:: Provided data ::

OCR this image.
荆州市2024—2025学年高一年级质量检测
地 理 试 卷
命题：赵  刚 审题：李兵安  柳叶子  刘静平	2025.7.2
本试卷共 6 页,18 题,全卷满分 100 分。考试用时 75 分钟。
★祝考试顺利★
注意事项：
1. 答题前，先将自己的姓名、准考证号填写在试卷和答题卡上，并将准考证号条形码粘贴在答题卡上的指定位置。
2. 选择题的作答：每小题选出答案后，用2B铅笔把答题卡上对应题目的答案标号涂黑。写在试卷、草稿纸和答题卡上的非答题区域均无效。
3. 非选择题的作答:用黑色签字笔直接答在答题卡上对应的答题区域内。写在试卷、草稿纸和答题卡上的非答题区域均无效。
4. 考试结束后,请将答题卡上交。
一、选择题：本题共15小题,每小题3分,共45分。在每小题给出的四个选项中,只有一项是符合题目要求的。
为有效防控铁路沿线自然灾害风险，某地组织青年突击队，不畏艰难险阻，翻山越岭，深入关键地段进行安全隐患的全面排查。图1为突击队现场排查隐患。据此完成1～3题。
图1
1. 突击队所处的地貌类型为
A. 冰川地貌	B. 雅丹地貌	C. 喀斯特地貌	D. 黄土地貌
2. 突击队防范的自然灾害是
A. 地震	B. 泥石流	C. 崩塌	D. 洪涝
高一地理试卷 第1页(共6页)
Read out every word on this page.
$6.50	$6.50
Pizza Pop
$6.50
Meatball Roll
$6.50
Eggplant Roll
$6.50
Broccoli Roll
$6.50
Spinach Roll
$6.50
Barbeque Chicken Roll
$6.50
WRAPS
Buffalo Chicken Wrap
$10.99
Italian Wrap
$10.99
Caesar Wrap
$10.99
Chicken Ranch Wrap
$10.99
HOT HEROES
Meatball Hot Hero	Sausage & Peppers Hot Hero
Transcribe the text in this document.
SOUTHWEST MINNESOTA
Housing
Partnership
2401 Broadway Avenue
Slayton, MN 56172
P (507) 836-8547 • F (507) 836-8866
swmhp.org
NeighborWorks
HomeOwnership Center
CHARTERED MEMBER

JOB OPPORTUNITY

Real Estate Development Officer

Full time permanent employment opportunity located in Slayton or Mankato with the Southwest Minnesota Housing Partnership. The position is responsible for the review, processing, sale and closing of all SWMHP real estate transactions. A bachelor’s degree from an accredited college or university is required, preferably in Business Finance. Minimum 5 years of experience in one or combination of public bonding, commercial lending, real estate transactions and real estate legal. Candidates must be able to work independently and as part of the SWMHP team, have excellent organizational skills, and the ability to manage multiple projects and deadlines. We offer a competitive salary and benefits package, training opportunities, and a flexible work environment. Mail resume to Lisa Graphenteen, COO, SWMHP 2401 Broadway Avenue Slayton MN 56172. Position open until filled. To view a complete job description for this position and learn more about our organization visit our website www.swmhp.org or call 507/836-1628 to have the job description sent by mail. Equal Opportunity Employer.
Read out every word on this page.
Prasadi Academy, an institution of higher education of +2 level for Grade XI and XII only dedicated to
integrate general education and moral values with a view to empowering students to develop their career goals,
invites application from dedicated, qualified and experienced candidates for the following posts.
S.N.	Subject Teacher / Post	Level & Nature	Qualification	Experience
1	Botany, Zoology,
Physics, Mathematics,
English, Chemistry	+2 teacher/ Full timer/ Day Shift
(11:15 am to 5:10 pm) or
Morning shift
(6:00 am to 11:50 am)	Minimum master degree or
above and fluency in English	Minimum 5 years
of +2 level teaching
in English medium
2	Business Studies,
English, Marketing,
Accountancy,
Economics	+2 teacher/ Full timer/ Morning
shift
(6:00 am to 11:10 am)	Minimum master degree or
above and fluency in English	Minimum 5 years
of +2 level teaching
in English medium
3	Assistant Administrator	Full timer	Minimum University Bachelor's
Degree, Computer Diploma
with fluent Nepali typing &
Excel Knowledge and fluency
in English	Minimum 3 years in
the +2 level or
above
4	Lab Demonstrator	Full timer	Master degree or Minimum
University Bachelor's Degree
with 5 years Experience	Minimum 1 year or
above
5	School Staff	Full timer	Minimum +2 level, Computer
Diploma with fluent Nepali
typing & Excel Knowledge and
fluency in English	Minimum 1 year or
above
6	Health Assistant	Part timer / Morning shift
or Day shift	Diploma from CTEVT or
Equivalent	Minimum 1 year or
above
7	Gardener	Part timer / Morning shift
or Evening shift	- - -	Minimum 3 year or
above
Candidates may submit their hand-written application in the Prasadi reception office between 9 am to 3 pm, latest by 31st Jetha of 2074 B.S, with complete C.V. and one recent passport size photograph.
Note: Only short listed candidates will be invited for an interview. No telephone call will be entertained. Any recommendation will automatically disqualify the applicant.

:::

_What is asked_: Would you write down every record again, exactly?

_Answer to the problem_:
OCR this image.
荆州市2024—2025学年高一年级质量检测
地 理 试 卷
命题：赵  刚 审题：李兵安  柳叶子  刘静平	2025.7.2
本试卷共 6 页,18 题,全卷满分 100 分。考试用时 75 分钟。
★祝考试顺利★
注意事项：
1. 答题前，先将自己的姓名、准考证号填写在试卷和答题卡上，并将准考证号条形码粘贴在答题卡上的指定位置。
2. 选择题的作答：每小题选出答案后，用2B铅笔把答题卡上对应题目的答案标号涂黑。写在试卷、草稿纸和答题卡上的非答题区域均无效。
3. 非选择题的作答:用黑色签字笔直接答在答题卡上对应的答题区域内。写在试卷、草稿纸和答题卡上的非答题区域均无效。
4. 考试结束后,请将答题卡上交。
一、选择题：本题共15小题,每小题3分,共45分。在每小题给出的四个选项中,只有一项是符合题目要求的。
为有效防控铁路沿线自然灾害风险，某地组织青年突击队，不畏艰难险阻，翻山越岭，深入关键地段进行安全隐患的全面排查。图1为突击队现场排查隐患。据此完成1～3题。
图1
1. 突击队所处的地貌类型为
A. 冰川地貌	B. 雅丹地貌	C. 喀斯特地貌	D. 黄土地貌
2. 突击队防范的自然灾害是
A. 地震	B. 泥石流	C. 崩塌	D. 洪涝
高一地理试卷 第1页(共6页)
Read out every word on this page.
$6.50	$6.50
Pizza Pop
$6.50
Meatball Roll
$6.50
Eggplant Roll
$6.50
Broccoli Roll
$6.50
Spinach Roll
$6.50
Barbeque Chicken Roll
$6.50
WRAPS
Buffalo Chicken Wrap
$10.99
Italian Wrap
$10.99
Caesar Wrap
$10.99
Chicken Ranch Wrap
$10.99
HOT HEROES
Meatball Hot Hero	Sausage & Peppers Hot Hero
Transcribe the text in this document.
SOUTHWEST MINNESOTA
Housing
Partnership
2401 Broadway Avenue
Slayton, MN 56172
P (507) 836-8547 • F (507) 836-8866
swmhp.org
NeighborWorks
HomeOwnership Center
CHARTERED MEMBER

JOB OPPORTUNITY

Real Estate Development Officer

Full time permanent employment opportunity located in Slayton or Mankato with the Southwest Minnesota Housing Partnership. The position is responsible for the review, processing, sale and closing of all SWMHP real estate transactions. A bachelor’s degree from an accredited college or university is required, preferably in Business Finance. Minimum 5 years of experience in one or combination of public bonding, commercial lending, real estate transactions and real estate legal. Candidates must be able to work independently and as part of the SWMHP team, have excellent organizational skills, and the ability to manage multiple projects and deadlines. We offer a competitive salary and benefits package, training opportunities, and a flexible work environment. Mail resume to Lisa Graphenteen, COO, SWMHP 2401 Broadway Avenue Slayton MN 56172. Position open until filled. To view a complete job description for this position and learn more about our organization visit our website www.swmhp.org or call 507/836-1628 to have the job description sent by mail. Equal Opportunity Employer.
Read out every word on this page.
Prasadi Academy, an institution of higher education of +2 level for Grade XI and XII only dedicated to
integrate general education and moral values with a view to empowering students to develop their career goals,
invites application from dedicated, qualified and experienced candidates for the following posts.
S.N.	Subject Teacher / Post	Level & Nature	Qualification	Experience
1	Botany, Zoology,
Physics, Mathematics,
English, Chemistry	+2 teacher/ Full timer/ Day Shift
(11:15 am to 5:10 pm) or
Morning shift
(6:00 am to 11:50 am)	Minimum master degree or
above and fluency in English	Minimum 5 years
of +2 level teaching
in English medium
2	Business Studies,
English, Marketing,
Accountancy,
Economics	+2 teacher/ Full timer/ Morning
shift
(6:00 am to 11:10 am)	Minimum master degree or
above and fluency in English	Minimum 5 years
of +2 level teaching
in English medium
3	Assistant Administrator	Full timer	Minimum University Bachelor's
Degree, Computer Diploma
with fluent Nepali typing &
Excel Knowledge and fluency
in English	Minimum 3 years in
the +2 level or
above
4	Lab Demonstrator	Full timer	Master degree or Minimum
University Bachelor's Degree
with 5 years Experience	Minimum 1 year or
above
5	School Staff	Full timer	Minimum +2 level, Computer
Diploma with fluent Nepali
typing & Excel Knowledge and
fluency in English	Minimum 1 year or
above
6	Health Assistant	Part timer / Morning shift
or Day shift	Diploma from CTEVT or
Equivalent	Minimum 1 year or
above
7	Gardener	Part timer / Morning shift
or Evening shift	- - -	Minimum 3 year or
above
Candidates may submit their hand-written application in the Prasadi reception office between 9 am to 3 pm, latest by 31st Jetha of 2074 B.S, with complete C.V. and one recent passport size photograph.
Note: Only short listed candidates will be invited for an interview. No telephone call will be entertained. Any recommendation will automatically disqualify the applicant.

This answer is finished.